■ **Supplied data**
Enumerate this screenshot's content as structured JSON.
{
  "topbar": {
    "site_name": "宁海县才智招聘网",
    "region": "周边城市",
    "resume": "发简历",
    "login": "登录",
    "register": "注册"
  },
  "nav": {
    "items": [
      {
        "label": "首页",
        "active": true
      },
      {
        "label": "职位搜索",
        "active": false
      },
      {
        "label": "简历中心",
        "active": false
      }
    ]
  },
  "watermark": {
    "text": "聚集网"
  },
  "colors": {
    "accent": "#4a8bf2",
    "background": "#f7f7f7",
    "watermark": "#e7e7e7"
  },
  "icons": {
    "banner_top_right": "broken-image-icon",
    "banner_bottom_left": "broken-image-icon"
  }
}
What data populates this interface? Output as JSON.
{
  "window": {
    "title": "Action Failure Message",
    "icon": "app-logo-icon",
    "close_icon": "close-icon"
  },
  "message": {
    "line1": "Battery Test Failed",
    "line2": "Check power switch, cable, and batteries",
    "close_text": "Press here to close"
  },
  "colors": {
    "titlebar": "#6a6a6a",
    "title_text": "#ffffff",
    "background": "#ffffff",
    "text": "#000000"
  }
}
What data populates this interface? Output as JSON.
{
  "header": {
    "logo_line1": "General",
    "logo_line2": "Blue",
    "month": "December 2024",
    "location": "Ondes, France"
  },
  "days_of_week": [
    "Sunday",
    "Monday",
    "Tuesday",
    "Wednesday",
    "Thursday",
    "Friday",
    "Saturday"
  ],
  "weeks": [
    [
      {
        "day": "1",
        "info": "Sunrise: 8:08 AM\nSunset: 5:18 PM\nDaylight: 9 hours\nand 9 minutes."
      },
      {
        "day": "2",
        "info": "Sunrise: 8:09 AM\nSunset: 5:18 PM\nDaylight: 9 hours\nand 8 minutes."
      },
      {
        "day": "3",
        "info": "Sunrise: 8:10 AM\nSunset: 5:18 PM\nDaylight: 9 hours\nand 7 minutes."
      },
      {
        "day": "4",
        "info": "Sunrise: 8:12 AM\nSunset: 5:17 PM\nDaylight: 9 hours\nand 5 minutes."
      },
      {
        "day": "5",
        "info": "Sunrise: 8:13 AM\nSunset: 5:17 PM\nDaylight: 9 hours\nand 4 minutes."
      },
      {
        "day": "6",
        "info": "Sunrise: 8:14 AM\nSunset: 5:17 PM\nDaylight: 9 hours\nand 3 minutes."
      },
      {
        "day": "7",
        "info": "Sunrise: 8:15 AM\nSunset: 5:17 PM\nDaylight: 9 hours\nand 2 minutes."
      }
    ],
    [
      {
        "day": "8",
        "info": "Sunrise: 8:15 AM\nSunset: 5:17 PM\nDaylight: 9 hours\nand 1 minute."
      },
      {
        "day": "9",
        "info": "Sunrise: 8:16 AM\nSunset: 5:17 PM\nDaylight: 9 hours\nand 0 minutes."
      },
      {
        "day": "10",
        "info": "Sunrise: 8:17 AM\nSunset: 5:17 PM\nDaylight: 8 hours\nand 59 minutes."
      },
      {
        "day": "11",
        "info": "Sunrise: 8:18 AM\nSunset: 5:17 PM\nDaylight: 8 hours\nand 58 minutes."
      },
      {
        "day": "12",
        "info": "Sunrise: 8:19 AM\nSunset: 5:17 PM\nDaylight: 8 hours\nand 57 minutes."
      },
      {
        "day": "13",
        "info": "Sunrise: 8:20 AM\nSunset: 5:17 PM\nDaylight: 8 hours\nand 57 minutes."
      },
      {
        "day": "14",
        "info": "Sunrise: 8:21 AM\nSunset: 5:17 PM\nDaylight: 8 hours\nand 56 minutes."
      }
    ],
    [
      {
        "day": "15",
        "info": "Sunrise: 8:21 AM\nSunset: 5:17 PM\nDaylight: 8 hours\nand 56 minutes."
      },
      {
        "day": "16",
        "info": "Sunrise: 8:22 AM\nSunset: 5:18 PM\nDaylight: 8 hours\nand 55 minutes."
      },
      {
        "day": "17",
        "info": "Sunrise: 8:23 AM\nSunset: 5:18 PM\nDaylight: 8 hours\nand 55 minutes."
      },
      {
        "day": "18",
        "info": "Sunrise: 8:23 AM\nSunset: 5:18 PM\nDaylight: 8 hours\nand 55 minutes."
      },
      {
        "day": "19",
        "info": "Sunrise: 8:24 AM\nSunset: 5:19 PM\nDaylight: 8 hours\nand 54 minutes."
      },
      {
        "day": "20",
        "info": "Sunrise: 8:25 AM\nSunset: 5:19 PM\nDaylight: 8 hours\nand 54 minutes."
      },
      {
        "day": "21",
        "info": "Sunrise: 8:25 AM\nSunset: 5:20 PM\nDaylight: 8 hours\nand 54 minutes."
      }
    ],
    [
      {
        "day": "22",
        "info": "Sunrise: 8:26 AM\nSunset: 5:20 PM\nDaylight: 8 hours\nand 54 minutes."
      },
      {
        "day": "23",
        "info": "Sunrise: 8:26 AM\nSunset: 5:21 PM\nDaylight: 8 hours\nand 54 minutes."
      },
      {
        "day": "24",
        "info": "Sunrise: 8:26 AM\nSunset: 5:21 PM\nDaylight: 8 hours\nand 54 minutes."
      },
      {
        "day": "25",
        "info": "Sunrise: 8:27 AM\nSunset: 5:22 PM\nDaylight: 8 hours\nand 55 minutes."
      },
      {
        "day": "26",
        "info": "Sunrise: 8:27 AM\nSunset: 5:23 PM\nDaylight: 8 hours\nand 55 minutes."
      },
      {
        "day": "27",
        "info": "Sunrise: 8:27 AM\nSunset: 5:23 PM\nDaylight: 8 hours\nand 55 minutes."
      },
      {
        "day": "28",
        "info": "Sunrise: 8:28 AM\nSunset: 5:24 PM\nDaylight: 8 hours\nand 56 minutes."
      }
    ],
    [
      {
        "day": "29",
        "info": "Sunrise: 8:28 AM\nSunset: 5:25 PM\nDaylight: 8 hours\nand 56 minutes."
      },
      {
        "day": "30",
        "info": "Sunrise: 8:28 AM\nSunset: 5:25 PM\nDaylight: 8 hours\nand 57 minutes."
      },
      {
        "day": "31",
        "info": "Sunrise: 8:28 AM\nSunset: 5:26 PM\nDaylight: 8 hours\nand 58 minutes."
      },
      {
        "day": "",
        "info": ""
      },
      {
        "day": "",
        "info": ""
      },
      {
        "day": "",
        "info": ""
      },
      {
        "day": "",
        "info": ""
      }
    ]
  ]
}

■ **Job**
Please reproduce all of the entries exactly as they stand.

■ **Result for this exercise**
Enumerate this screenshot's content as structured JSON.
{
  "topbar": {
    "site_name": "宁海县才智招聘网",
    "region": "周边城市",
    "resume": "发简历",
    "login": "登录",
    "register": "注册"
  },
  "nav": {
    "items": [
      {
        "label": "首页",
        "active": true
      },
      {
        "label": "职位搜索",
        "active": false
      },
      {
        "label": "简历中心",
        "active": false
      }
    ]
  },
  "watermark": {
    "text": "聚集网"
  },
  "colors": {
    "accent": "#4a8bf2",
    "background": "#f7f7f7",
    "watermark": "#e7e7e7"
  },
  "icons": {
    "banner_top_right": "broken-image-icon",
    "banner_bottom_left": "broken-image-icon"
  }
}
What data populates this interface? Output as JSON.
{
  "window": {
    "title": "Action Failure Message",
    "icon": "app-logo-icon",
    "close_icon": "close-icon"
  },
  "message": {
    "line1": "Battery Test Failed",
    "line2": "Check power switch, cable, and batteries",
    "close_text": "Press here to close"
  },
  "colors": {
    "titlebar": "#6a6a6a",
    "title_text": "#ffffff",
    "background": "#ffffff",
    "text": "#000000"
  }
}
What data populates this interface? Output as JSON.
{
  "header": {
    "logo_line1": "General",
    "logo_line2": "Blue",
    "month": "December 2024",
    "location": "Ondes, France"
  },
  "days_of_week": [
    "Sunday",
    "Monday",
    "Tuesday",
    "Wednesday",
    "Thursday",
    "Friday",
    "Saturday"
  ],
  "weeks": [
    [
      {
        "day": "1",
        "info": "Sunrise: 8:08 AM\nSunset: 5:18 PM\nDaylight: 9 hours\nand 9 minutes."
      },
      {
        "day": "2",
        "info": "Sunrise: 8:09 AM\nSunset: 5:18 PM\nDaylight: 9 hours\nand 8 minutes."
      },
      {
        "day": "3",
        "info": "Sunrise: 8:10 AM\nSunset: 5:18 PM\nDaylight: 9 hours\nand 7 minutes."
      },
      {
        "day": "4",
        "info": "Sunrise: 8:12 AM\nSunset: 5:17 PM\nDaylight: 9 hours\nand 5 minutes."
      },
      {
        "day": "5",
        "info": "Sunrise: 8:13 AM\nSunset: 5:17 PM\nDaylight: 9 hours\nand 4 minutes."
      },
      {
        "day": "6",
        "info": "Sunrise: 8:14 AM\nSunset: 5:17 PM\nDaylight: 9 hours\nand 3 minutes."
      },
      {
        "day": "7",
        "info": "Sunrise: 8:15 AM\nSunset: 5:17 PM\nDaylight: 9 hours\nand 2 minutes."
      }
    ],
    [
      {
        "day": "8",
        "info": "Sunrise: 8:15 AM\nSunset: 5:17 PM\nDaylight: 9 hours\nand 1 minute."
      },
      {
        "day": "9",
        "info": "Sunrise: 8:16 AM\nSunset: 5:17 PM\nDaylight: 9 hours\nand 0 minutes."
      },
      {
        "day": "10",
        "info": "Sunrise: 8:17 AM\nSunset: 5:17 PM\nDaylight: 8 hours\nand 59 minutes."
      },
      {
        "day": "11",
        "info": "Sunrise: 8:18 AM\nSunset: 5:17 PM\nDaylight: 8 hours\nand 58 minutes."
      },
      {
        "day": "12",
        "info": "Sunrise: 8:19 AM\nSunset: 5:17 PM\nDaylight: 8 hours\nand 57 minutes."
      },
      {
        "day": "13",
        "info": "Sunrise: 8:20 AM\nSunset: 5:17 PM\nDaylight: 8 hours\nand 57 minutes."
      },
      {
        "day": "14",
        "info": "Sunrise: 8:21 AM\nSunset: 5:17 PM\nDaylight: 8 hours\nand 56 minutes."
      }
    ],
    [
      {
        "day": "15",
        "info": "Sunrise: 8:21 AM\nSunset: 5:17 PM\nDaylight: 8 hours\nand 56 minutes."
      },
      {
        "day": "16",
        "info": "Sunrise: 8:22 AM\nSunset: 5:18 PM\nDaylight: 8 hours\nand 55 minutes."
      },
      {
        "day": "17",
        "info": "Sunrise: 8:23 AM\nSunset: 5:18 PM\nDaylight: 8 hours\nand 55 minutes."
      },
      {
        "day": "18",
        "info": "Sunrise: 8:23 AM\nSunset: 5:18 PM\nDaylight: 8 hours\nand 55 minutes."
      },
      {
        "day": "19",
        "info": "Sunrise: 8:24 AM\nSunset: 5:19 PM\nDaylight: 8 hours\nand 54 minutes."
      },
      {
        "day": "20",
        "info": "Sunrise: 8:25 AM\nSunset: 5:19 PM\nDaylight: 8 hours\nand 54 minutes."
      },
      {
        "day": "21",
        "info": "Sunrise: 8:25 AM\nSunset: 5:20 PM\nDaylight: 8 hours\nand 54 minutes."
      }
    ],
    [
      {
        "day": "22",
        "info": "Sunrise: 8:26 AM\nSunset: 5:20 PM\nDaylight: 8 hours\nand 54 minutes."
      },
      {
        "day": "23",
        "info": "Sunrise: 8:26 AM\nSunset: 5:21 PM\nDaylight: 8 hours\nand 54 minutes."
      },
      {
        "day": "24",
        "info": "Sunrise: 8:26 AM\nSunset: 5:21 PM\nDaylight: 8 hours\nand 54 minutes."
      },
      {
        "day": "25",
        "info": "Sunrise: 8:27 AM\nSunset: 5:22 PM\nDaylight: 8 hours\nand 55 minutes."
      },
      {
        "day": "26",
        "info": "Sunrise: 8:27 AM\nSunset: 5:23 PM\nDaylight: 8 hours\nand 55 minutes."
      },
      {
        "day": "27",
        "info": "Sunrise: 8:27 AM\nSunset: 5:23 PM\nDaylight: 8 hours\nand 55 minutes."
      },
      {
        "day": "28",
        "info": "Sunrise: 8:28 AM\nSunset: 5:24 PM\nDaylight: 8 hours\nand 56 minutes."
      }
    ],
    [
      {
        "day": "29",
        "info": "Sunrise: 8:28 AM\nSunset: 5:25 PM\nDaylight: 8 hours\nand 56 minutes."
      },
      {
        "day": "30",
        "info": "Sunrise: 8:28 AM\nSunset: 5:25 PM\nDaylight: 8 hours\nand 57 minutes."
      },
      {
        "day": "31",
        "info": "Sunrise: 8:28 AM\nSunset: 5:26 PM\nDaylight: 8 hours\nand 58 minutes."
      },
      {
        "day": "",
        "info": ""
      },
      {
        "day": "",
        "info": ""
      },
      {
        "day": "",
        "info": ""
      },
      {
        "day": "",
        "info": ""
      }
    ]
  ]
}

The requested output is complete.